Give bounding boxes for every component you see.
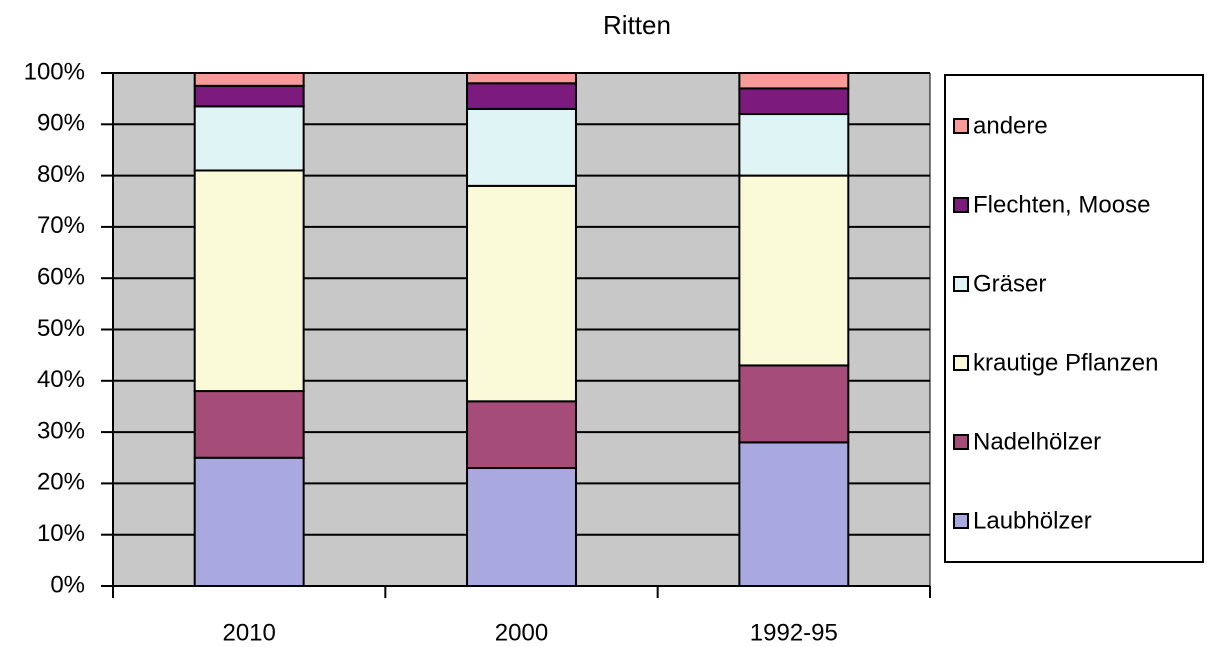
y-tick-label: 30% — [37, 417, 85, 444]
legend-swatch — [953, 513, 969, 529]
bar-segment — [738, 174, 850, 367]
y-tick-label: 100% — [24, 58, 85, 85]
y-tick-label: 40% — [37, 366, 85, 393]
bar-segment — [193, 72, 305, 87]
bar-segment — [193, 390, 305, 459]
legend-swatch — [953, 276, 969, 292]
y-tick-label: 60% — [37, 264, 85, 291]
legend-swatch — [953, 434, 969, 450]
bar-segment — [466, 82, 577, 110]
y-tick-label: 90% — [37, 110, 85, 137]
bar-segment — [193, 456, 305, 587]
legend-swatch — [953, 118, 969, 134]
y-tick-label: 10% — [37, 520, 85, 547]
bar-segment — [193, 84, 305, 108]
chart-title: Ritten — [603, 10, 671, 40]
y-tick-label: 20% — [37, 469, 85, 496]
legend-label: Flechten, Moose — [973, 191, 1150, 218]
bar-segment — [466, 467, 577, 588]
legend-label: andere — [973, 112, 1048, 139]
x-tick-label: 1992-95 — [750, 619, 838, 646]
bar-segment — [738, 441, 850, 587]
y-tick-label: 70% — [37, 212, 85, 239]
bar-segment — [738, 87, 850, 116]
bar-segment — [466, 107, 577, 187]
legend-swatch — [953, 355, 969, 371]
bar-segment — [738, 113, 850, 177]
bar-segment — [466, 72, 577, 85]
legend-box — [944, 74, 1204, 563]
legend-label: krautige Pflanzen — [973, 349, 1158, 376]
legend-label: Nadelhölzer — [973, 428, 1101, 455]
y-tick-label: 50% — [37, 315, 85, 342]
x-tick-label: 2000 — [495, 619, 548, 646]
legend-swatch — [953, 197, 969, 213]
bar-segment — [193, 105, 305, 172]
legend-label: Gräser — [973, 270, 1046, 297]
y-tick-label: 0% — [50, 571, 85, 598]
x-tick-label: 2010 — [222, 619, 275, 646]
bar-segment — [193, 169, 305, 393]
legend-label: Laubhölzer — [973, 507, 1092, 534]
bar-segment — [466, 184, 577, 403]
y-tick-label: 80% — [37, 161, 85, 188]
bar-segment — [738, 72, 850, 90]
bar-segment — [466, 400, 577, 470]
bar-segment — [738, 364, 850, 444]
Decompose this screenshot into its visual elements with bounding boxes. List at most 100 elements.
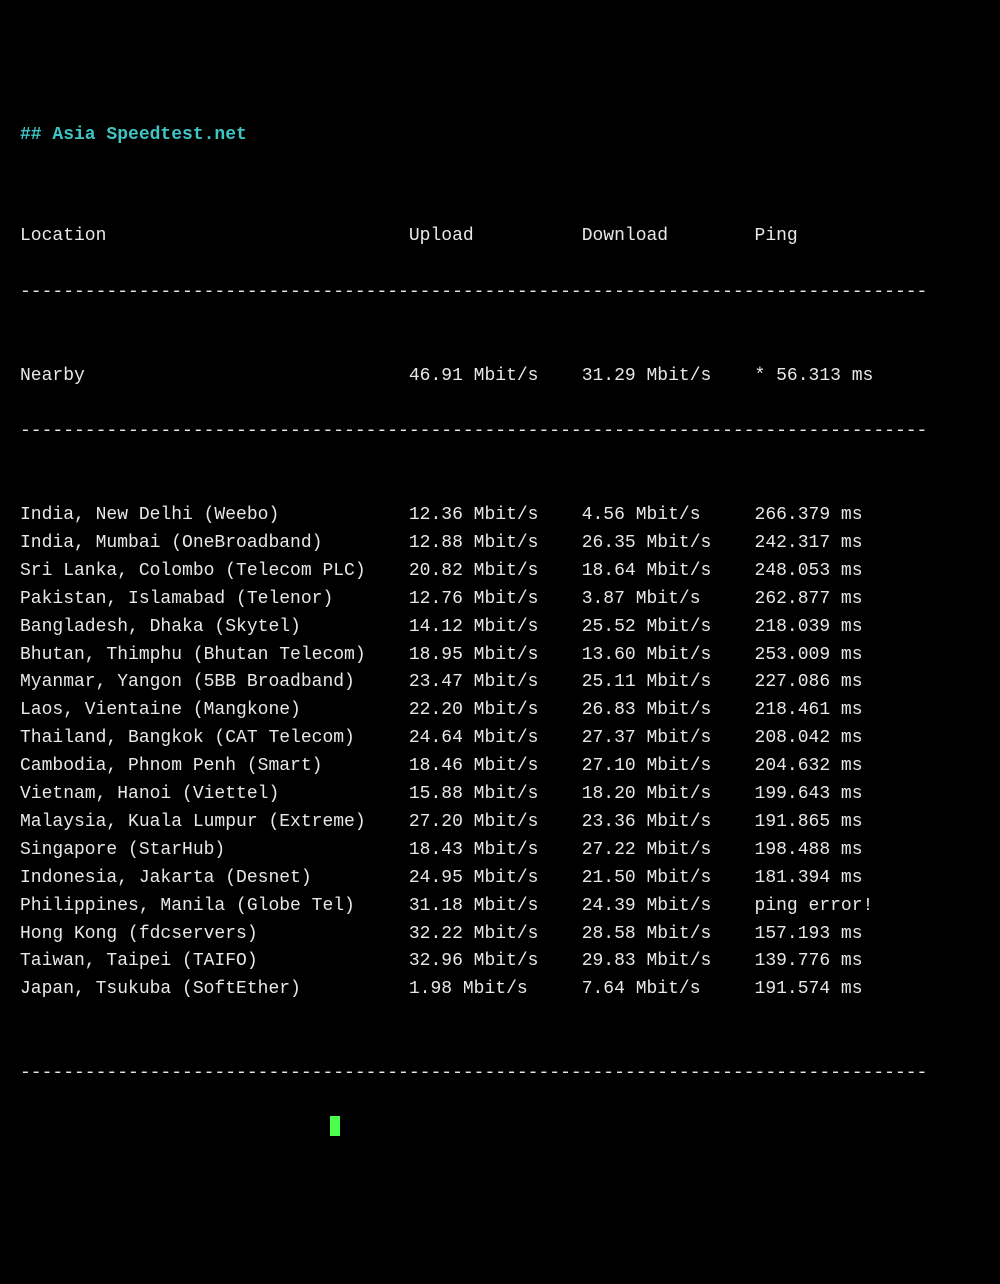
table-row: Myanmar, Yangon (5BB Broadband) 23.47 Mb… — [20, 669, 980, 697]
cell-ping: 248.053 ms — [755, 558, 980, 586]
table-row: India, New Delhi (Weebo) 12.36 Mbit/s 4.… — [20, 502, 980, 530]
cell-ping: ping error! — [755, 893, 980, 921]
cell-upload: 31.18 Mbit/s — [409, 893, 582, 921]
cell-upload: 22.20 Mbit/s — [409, 697, 582, 725]
table-row: Laos, Vientaine (Mangkone) 22.20 Mbit/s … — [20, 697, 980, 725]
header-upload: Upload — [409, 223, 582, 251]
cell-location: Bangladesh, Dhaka (Skytel) — [20, 614, 409, 642]
cell-upload: 12.36 Mbit/s — [409, 502, 582, 530]
cell-upload: 24.95 Mbit/s — [409, 865, 582, 893]
cell-upload: 14.12 Mbit/s — [409, 614, 582, 642]
table-row: Taiwan, Taipei (TAIFO) 32.96 Mbit/s 29.8… — [20, 948, 980, 976]
cell-upload: 18.46 Mbit/s — [409, 753, 582, 781]
table-row: Philippines, Manila (Globe Tel) 31.18 Mb… — [20, 893, 980, 921]
cell-ping: 218.461 ms — [755, 697, 980, 725]
cell-upload: 12.76 Mbit/s — [409, 586, 582, 614]
cell-download: 25.11 Mbit/s — [582, 669, 755, 697]
cell-location: Philippines, Manila (Globe Tel) — [20, 893, 409, 921]
table-row: Singapore (StarHub) 18.43 Mbit/s 27.22 M… — [20, 837, 980, 865]
cell-upload: 18.95 Mbit/s — [409, 642, 582, 670]
cell-ping: 253.009 ms — [755, 642, 980, 670]
cell-location: Cambodia, Phnom Penh (Smart) — [20, 753, 409, 781]
cell-ping: 262.877 ms — [755, 586, 980, 614]
cell-upload: 23.47 Mbit/s — [409, 669, 582, 697]
cell-upload: 15.88 Mbit/s — [409, 781, 582, 809]
table-row: Pakistan, Islamabad (Telenor) 12.76 Mbit… — [20, 586, 980, 614]
table-header-row: Location Upload Download Ping — [20, 223, 980, 251]
cell-download: 26.83 Mbit/s — [582, 697, 755, 725]
cell-upload: 27.20 Mbit/s — [409, 809, 582, 837]
cell-ping: 157.193 ms — [755, 921, 980, 949]
cell-download: 27.22 Mbit/s — [582, 837, 755, 865]
cell-download: 27.37 Mbit/s — [582, 725, 755, 753]
cell-location: Vietnam, Hanoi (Viettel) — [20, 781, 409, 809]
cell-location: India, New Delhi (Weebo) — [20, 502, 409, 530]
cell-download: 27.10 Mbit/s — [582, 753, 755, 781]
cell-ping: 191.865 ms — [755, 809, 980, 837]
cell-ping: 191.574 ms — [755, 976, 980, 1004]
table-row: Thailand, Bangkok (CAT Telecom) 24.64 Mb… — [20, 725, 980, 753]
cell-location: Thailand, Bangkok (CAT Telecom) — [20, 725, 409, 753]
nearby-upload: 46.91 Mbit/s — [409, 363, 582, 391]
cell-location: Malaysia, Kuala Lumpur (Extreme) — [20, 809, 409, 837]
nearby-download: 31.29 Mbit/s — [582, 363, 755, 391]
table-row: Hong Kong (fdcservers) 32.22 Mbit/s 28.5… — [20, 921, 980, 949]
cell-download: 21.50 Mbit/s — [582, 865, 755, 893]
cell-ping: 198.488 ms — [755, 837, 980, 865]
cell-download: 7.64 Mbit/s — [582, 976, 755, 1004]
cell-upload: 24.64 Mbit/s — [409, 725, 582, 753]
table-row: Malaysia, Kuala Lumpur (Extreme) 27.20 M… — [20, 809, 980, 837]
cell-download: 24.39 Mbit/s — [582, 893, 755, 921]
cell-download: 26.35 Mbit/s — [582, 530, 755, 558]
nearby-row: Nearby 46.91 Mbit/s 31.29 Mbit/s * 56.31… — [20, 363, 980, 391]
table-row: Bangladesh, Dhaka (Skytel) 14.12 Mbit/s … — [20, 614, 980, 642]
cell-download: 28.58 Mbit/s — [582, 921, 755, 949]
table-row: Sri Lanka, Colombo (Telecom PLC) 20.82 M… — [20, 558, 980, 586]
table-row: Bhutan, Thimphu (Bhutan Telecom) 18.95 M… — [20, 642, 980, 670]
cell-ping: 139.776 ms — [755, 948, 980, 976]
cell-ping: 204.632 ms — [755, 753, 980, 781]
cell-upload: 32.96 Mbit/s — [409, 948, 582, 976]
cell-location: Sri Lanka, Colombo (Telecom PLC) — [20, 558, 409, 586]
cell-download: 18.20 Mbit/s — [582, 781, 755, 809]
table-row: Indonesia, Jakarta (Desnet) 24.95 Mbit/s… — [20, 865, 980, 893]
table-row: India, Mumbai (OneBroadband) 12.88 Mbit/… — [20, 530, 980, 558]
cell-upload: 18.43 Mbit/s — [409, 837, 582, 865]
table-row: Cambodia, Phnom Penh (Smart) 18.46 Mbit/… — [20, 753, 980, 781]
cell-location: India, Mumbai (OneBroadband) — [20, 530, 409, 558]
cell-location: Laos, Vientaine (Mangkone) — [20, 697, 409, 725]
cell-ping: 181.394 ms — [755, 865, 980, 893]
cell-ping: 218.039 ms — [755, 614, 980, 642]
nearby-location: Nearby — [20, 363, 409, 391]
cell-location: Myanmar, Yangon (5BB Broadband) — [20, 669, 409, 697]
header-ping: Ping — [755, 223, 980, 251]
cell-upload: 1.98 Mbit/s — [409, 976, 582, 1004]
table-row: Japan, Tsukuba (SoftEther) 1.98 Mbit/s 7… — [20, 976, 980, 1004]
cell-location: Singapore (StarHub) — [20, 837, 409, 865]
table-row: Vietnam, Hanoi (Viettel) 15.88 Mbit/s 18… — [20, 781, 980, 809]
cell-download: 25.52 Mbit/s — [582, 614, 755, 642]
table-body: India, New Delhi (Weebo) 12.36 Mbit/s 4.… — [20, 502, 980, 1004]
cell-location: Taiwan, Taipei (TAIFO) — [20, 948, 409, 976]
cell-location: Hong Kong (fdcservers) — [20, 921, 409, 949]
cell-location: Japan, Tsukuba (SoftEther) — [20, 976, 409, 1004]
cell-download: 23.36 Mbit/s — [582, 809, 755, 837]
cell-download: 29.83 Mbit/s — [582, 948, 755, 976]
cell-location: Pakistan, Islamabad (Telenor) — [20, 586, 409, 614]
cell-download: 13.60 Mbit/s — [582, 642, 755, 670]
cell-location: Bhutan, Thimphu (Bhutan Telecom) — [20, 642, 409, 670]
header-download: Download — [582, 223, 755, 251]
cell-ping: 227.086 ms — [755, 669, 980, 697]
cell-download: 18.64 Mbit/s — [582, 558, 755, 586]
cell-download: 4.56 Mbit/s — [582, 502, 755, 530]
cell-ping: 199.643 ms — [755, 781, 980, 809]
cursor-line — [20, 1116, 980, 1145]
cell-download: 3.87 Mbit/s — [582, 586, 755, 614]
cell-ping: 208.042 ms — [755, 725, 980, 753]
cell-ping: 266.379 ms — [755, 502, 980, 530]
cell-upload: 32.22 Mbit/s — [409, 921, 582, 949]
cell-upload: 20.82 Mbit/s — [409, 558, 582, 586]
nearby-ping: * 56.313 ms — [755, 363, 980, 391]
cell-ping: 242.317 ms — [755, 530, 980, 558]
cell-location: Indonesia, Jakarta (Desnet) — [20, 865, 409, 893]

====

● Goal of the exercise: Repeat the lines of the listing above, from the line with "table-row: Myanmar, Yangon" to the line with "cell-upload: 22.20 Mbit/s", keeping both of those lines and changing nothing.

● Exercise answer:
table-row: Myanmar, Yangon (5BB Broadband) 23.47 Mb… — [20, 669, 980, 697]
cell-ping: 248.053 ms — [755, 558, 980, 586]
table-row: India, New Delhi (Weebo) 12.36 Mbit/s 4.… — [20, 502, 980, 530]
cell-ping: ping error! — [755, 893, 980, 921]
cell-upload: 31.18 Mbit/s — [409, 893, 582, 921]
cell-upload: 22.20 Mbit/s — [409, 697, 582, 725]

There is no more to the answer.